-- Begin Available records --

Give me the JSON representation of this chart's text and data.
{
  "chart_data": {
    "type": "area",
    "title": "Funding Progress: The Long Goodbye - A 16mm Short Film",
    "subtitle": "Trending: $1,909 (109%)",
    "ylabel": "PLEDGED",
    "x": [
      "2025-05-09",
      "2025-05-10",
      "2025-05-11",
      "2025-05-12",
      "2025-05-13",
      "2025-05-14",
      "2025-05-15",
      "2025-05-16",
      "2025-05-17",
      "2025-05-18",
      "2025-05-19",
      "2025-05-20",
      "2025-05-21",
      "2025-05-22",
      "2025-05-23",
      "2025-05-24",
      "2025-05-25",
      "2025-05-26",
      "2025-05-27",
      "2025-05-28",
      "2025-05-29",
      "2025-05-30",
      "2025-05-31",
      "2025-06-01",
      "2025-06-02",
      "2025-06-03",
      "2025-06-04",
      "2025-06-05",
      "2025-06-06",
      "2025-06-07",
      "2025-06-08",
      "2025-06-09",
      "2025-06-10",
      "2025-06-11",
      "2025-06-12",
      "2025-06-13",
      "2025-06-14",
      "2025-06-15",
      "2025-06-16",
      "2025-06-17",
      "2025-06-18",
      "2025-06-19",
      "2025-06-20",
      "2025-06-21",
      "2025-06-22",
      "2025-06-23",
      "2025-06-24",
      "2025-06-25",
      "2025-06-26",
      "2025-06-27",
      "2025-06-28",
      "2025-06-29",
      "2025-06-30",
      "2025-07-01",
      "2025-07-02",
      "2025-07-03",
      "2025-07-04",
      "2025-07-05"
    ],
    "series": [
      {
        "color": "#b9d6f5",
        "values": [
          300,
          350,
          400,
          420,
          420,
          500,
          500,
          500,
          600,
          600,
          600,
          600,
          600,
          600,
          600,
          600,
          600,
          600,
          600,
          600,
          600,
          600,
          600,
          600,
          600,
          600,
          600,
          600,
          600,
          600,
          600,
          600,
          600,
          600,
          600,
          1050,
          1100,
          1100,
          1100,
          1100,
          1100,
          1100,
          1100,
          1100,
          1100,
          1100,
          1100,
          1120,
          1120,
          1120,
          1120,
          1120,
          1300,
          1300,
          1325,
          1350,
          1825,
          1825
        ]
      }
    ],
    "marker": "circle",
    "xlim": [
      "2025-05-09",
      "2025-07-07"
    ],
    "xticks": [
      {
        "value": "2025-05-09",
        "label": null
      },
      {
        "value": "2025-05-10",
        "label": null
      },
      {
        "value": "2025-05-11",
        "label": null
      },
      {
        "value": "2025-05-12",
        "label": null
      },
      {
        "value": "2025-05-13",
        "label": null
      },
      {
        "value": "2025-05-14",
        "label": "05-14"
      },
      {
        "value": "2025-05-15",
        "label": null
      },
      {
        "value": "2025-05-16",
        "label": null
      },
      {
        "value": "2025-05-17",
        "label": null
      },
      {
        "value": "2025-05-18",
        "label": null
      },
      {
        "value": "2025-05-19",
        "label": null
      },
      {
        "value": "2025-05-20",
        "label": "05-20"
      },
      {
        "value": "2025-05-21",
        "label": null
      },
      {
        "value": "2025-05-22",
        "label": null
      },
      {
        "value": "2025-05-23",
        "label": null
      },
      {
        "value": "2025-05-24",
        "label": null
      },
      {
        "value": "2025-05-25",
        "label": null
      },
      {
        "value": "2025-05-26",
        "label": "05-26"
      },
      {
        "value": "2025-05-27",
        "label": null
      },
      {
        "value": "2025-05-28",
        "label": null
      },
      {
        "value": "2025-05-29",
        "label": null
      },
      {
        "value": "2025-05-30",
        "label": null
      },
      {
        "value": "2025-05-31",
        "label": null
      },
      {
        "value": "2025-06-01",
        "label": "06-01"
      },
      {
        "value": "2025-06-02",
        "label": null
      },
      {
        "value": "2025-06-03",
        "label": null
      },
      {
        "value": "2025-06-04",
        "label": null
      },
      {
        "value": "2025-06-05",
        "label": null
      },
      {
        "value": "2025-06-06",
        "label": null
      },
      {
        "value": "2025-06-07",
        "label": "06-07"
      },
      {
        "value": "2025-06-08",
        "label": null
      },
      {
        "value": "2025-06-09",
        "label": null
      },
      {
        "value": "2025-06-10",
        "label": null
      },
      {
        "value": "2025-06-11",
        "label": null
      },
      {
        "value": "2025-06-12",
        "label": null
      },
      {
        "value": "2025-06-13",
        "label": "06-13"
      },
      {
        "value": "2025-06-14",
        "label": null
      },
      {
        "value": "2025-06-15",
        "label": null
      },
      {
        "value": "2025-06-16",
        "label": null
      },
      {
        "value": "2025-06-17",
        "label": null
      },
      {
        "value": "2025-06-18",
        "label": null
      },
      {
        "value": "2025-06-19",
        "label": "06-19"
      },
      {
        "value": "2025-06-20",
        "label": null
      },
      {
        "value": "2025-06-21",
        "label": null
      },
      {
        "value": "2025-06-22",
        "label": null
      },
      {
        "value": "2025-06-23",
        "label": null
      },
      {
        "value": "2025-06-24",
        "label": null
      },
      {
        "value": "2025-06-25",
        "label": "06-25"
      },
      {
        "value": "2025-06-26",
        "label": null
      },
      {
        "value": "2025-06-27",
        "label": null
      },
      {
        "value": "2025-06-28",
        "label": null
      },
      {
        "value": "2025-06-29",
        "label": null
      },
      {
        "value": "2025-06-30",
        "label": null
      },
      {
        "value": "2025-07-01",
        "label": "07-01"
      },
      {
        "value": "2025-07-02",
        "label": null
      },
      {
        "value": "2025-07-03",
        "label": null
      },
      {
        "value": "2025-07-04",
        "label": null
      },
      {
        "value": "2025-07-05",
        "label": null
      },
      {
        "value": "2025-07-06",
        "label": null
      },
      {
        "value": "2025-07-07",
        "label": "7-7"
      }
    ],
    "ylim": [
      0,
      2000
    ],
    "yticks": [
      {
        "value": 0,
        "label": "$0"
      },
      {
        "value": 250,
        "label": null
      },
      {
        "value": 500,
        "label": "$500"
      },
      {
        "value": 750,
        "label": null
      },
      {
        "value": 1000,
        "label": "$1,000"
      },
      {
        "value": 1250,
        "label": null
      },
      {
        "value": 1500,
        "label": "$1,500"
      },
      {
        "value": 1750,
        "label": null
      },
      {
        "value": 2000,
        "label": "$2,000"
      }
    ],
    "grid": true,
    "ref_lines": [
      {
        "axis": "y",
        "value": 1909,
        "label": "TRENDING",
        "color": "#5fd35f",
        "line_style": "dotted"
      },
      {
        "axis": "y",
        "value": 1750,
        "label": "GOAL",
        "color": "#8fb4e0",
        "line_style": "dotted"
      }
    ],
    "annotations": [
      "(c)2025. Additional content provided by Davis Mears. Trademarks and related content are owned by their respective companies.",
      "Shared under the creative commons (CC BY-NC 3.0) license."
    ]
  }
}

-- End Available records --

> To do: Transcribe each entry exactly.

> Output below:
Give me the JSON representation of this chart's text and data.
{
  "chart_data": {
    "type": "area",
    "title": "Funding Progress: The Long Goodbye - A 16mm Short Film",
    "subtitle": "Trending: $1,909 (109%)",
    "ylabel": "PLEDGED",
    "x": [
      "2025-05-09",
      "2025-05-10",
      "2025-05-11",
      "2025-05-12",
      "2025-05-13",
      "2025-05-14",
      "2025-05-15",
      "2025-05-16",
      "2025-05-17",
      "2025-05-18",
      "2025-05-19",
      "2025-05-20",
      "2025-05-21",
      "2025-05-22",
      "2025-05-23",
      "2025-05-24",
      "2025-05-25",
      "2025-05-26",
      "2025-05-27",
      "2025-05-28",
      "2025-05-29",
      "2025-05-30",
      "2025-05-31",
      "2025-06-01",
      "2025-06-02",
      "2025-06-03",
      "2025-06-04",
      "2025-06-05",
      "2025-06-06",
      "2025-06-07",
      "2025-06-08",
      "2025-06-09",
      "2025-06-10",
      "2025-06-11",
      "2025-06-12",
      "2025-06-13",
      "2025-06-14",
      "2025-06-15",
      "2025-06-16",
      "2025-06-17",
      "2025-06-18",
      "2025-06-19",
      "2025-06-20",
      "2025-06-21",
      "2025-06-22",
      "2025-06-23",
      "2025-06-24",
      "2025-06-25",
      "2025-06-26",
      "2025-06-27",
      "2025-06-28",
      "2025-06-29",
      "2025-06-30",
      "2025-07-01",
      "2025-07-02",
      "2025-07-03",
      "2025-07-04",
      "2025-07-05"
    ],
    "series": [
      {
        "color": "#b9d6f5",
        "values": [
          300,
          350,
          400,
          420,
          420,
          500,
          500,
          500,
          600,
          600,
          600,
          600,
          600,
          600,
          600,
          600,
          600,
          600,
          600,
          600,
          600,
          600,
          600,
          600,
          600,
          600,
          600,
          600,
          600,
          600,
          600,
          600,
          600,
          600,
          600,
          1050,
          1100,
          1100,
          1100,
          1100,
          1100,
          1100,
          1100,
          1100,
          1100,
          1100,
          1100,
          1120,
          1120,
          1120,
          1120,
          1120,
          1300,
          1300,
          1325,
          1350,
          1825,
          1825
        ]
      }
    ],
    "marker": "circle",
    "xlim": [
      "2025-05-09",
      "2025-07-07"
    ],
    "xticks": [
      {
        "value": "2025-05-09",
        "label": null
      },
      {
        "value": "2025-05-10",
        "label": null
      },
      {
        "value": "2025-05-11",
        "label": null
      },
      {
        "value": "2025-05-12",
        "label": null
      },
      {
        "value": "2025-05-13",
        "label": null
      },
      {
        "value": "2025-05-14",
        "label": "05-14"
      },
      {
        "value": "2025-05-15",
        "label": null
      },
      {
        "value": "2025-05-16",
        "label": null
      },
      {
        "value": "2025-05-17",
        "label": null
      },
      {
        "value": "2025-05-18",
        "label": null
      },
      {
        "value": "2025-05-19",
        "label": null
      },
      {
        "value": "2025-05-20",
        "label": "05-20"
      },
      {
        "value": "2025-05-21",
        "label": null
      },
      {
        "value": "2025-05-22",
        "label": null
      },
      {
        "value": "2025-05-23",
        "label": null
      },
      {
        "value": "2025-05-24",
        "label": null
      },
      {
        "value": "2025-05-25",
        "label": null
      },
      {
        "value": "2025-05-26",
        "label": "05-26"
      },
      {
        "value": "2025-05-27",
        "label": null
      },
      {
        "value": "2025-05-28",
        "label": null
      },
      {
        "value": "2025-05-29",
        "label": null
      },
      {
        "value": "2025-05-30",
        "label": null
      },
      {
        "value": "2025-05-31",
        "label": null
      },
      {
        "value": "2025-06-01",
        "label": "06-01"
      },
      {
        "value": "2025-06-02",
        "label": null
      },
      {
        "value": "2025-06-03",
        "label": null
      },
      {
        "value": "2025-06-04",
        "label": null
      },
      {
        "value": "2025-06-05",
        "label": null
      },
      {
        "value": "2025-06-06",
        "label": null
      },
      {
        "value": "2025-06-07",
        "label": "06-07"
      },
      {
        "value": "2025-06-08",
        "label": null
      },
      {
        "value": "2025-06-09",
        "label": null
      },
      {
        "value": "2025-06-10",
        "label": null
      },
      {
        "value": "2025-06-11",
        "label": null
      },
      {
        "value": "2025-06-12",
        "label": null
      },
      {
        "value": "2025-06-13",
        "label": "06-13"
      },
      {
        "value": "2025-06-14",
        "label": null
      },
      {
        "value": "2025-06-15",
        "label": null
      },
      {
        "value": "2025-06-16",
        "label": null
      },
      {
        "value": "2025-06-17",
        "label": null
      },
      {
        "value": "2025-06-18",
        "label": null
      },
      {
        "value": "2025-06-19",
        "label": "06-19"
      },
      {
        "value": "2025-06-20",
        "label": null
      },
      {
        "value": "2025-06-21",
        "label": null
      },
      {
        "value": "2025-06-22",
        "label": null
      },
      {
        "value": "2025-06-23",
        "label": null
      },
      {
        "value": "2025-06-24",
        "label": null
      },
      {
        "value": "2025-06-25",
        "label": "06-25"
      },
      {
        "value": "2025-06-26",
        "label": null
      },
      {
        "value": "2025-06-27",
        "label": null
      },
      {
        "value": "2025-06-28",
        "label": null
      },
      {
        "value": "2025-06-29",
        "label": null
      },
      {
        "value": "2025-06-30",
        "label": null
      },
      {
        "value": "2025-07-01",
        "label": "07-01"
      },
      {
        "value": "2025-07-02",
        "label": null
      },
      {
        "value": "2025-07-03",
        "label": null
      },
      {
        "value": "2025-07-04",
        "label": null
      },
      {
        "value": "2025-07-05",
        "label": null
      },
      {
        "value": "2025-07-06",
        "label": null
      },
      {
        "value": "2025-07-07",
        "label": "7-7"
      }
    ],
    "ylim": [
      0,
      2000
    ],
    "yticks": [
      {
        "value": 0,
        "label": "$0"
      },
      {
        "value": 250,
        "label": null
      },
      {
        "value": 500,
        "label": "$500"
      },
      {
        "value": 750,
        "label": null
      },
      {
        "value": 1000,
        "label": "$1,000"
      },
      {
        "value": 1250,
        "label": null
      },
      {
        "value": 1500,
        "label": "$1,500"
      },
      {
        "value": 1750,
        "label": null
      },
      {
        "value": 2000,
        "label": "$2,000"
      }
    ],
    "grid": true,
    "ref_lines": [
      {
        "axis": "y",
        "value": 1909,
        "label": "TRENDING",
        "color": "#5fd35f",
        "line_style": "dotted"
      },
      {
        "axis": "y",
        "value": 1750,
        "label": "GOAL",
        "color": "#8fb4e0",
        "line_style": "dotted"
      }
    ],
    "annotations": [
      "(c)2025. Additional content provided by Davis Mears. Trademarks and related content are owned by their respective companies.",
      "Shared under the creative commons (CC BY-NC 3.0) license."
    ]
  }
}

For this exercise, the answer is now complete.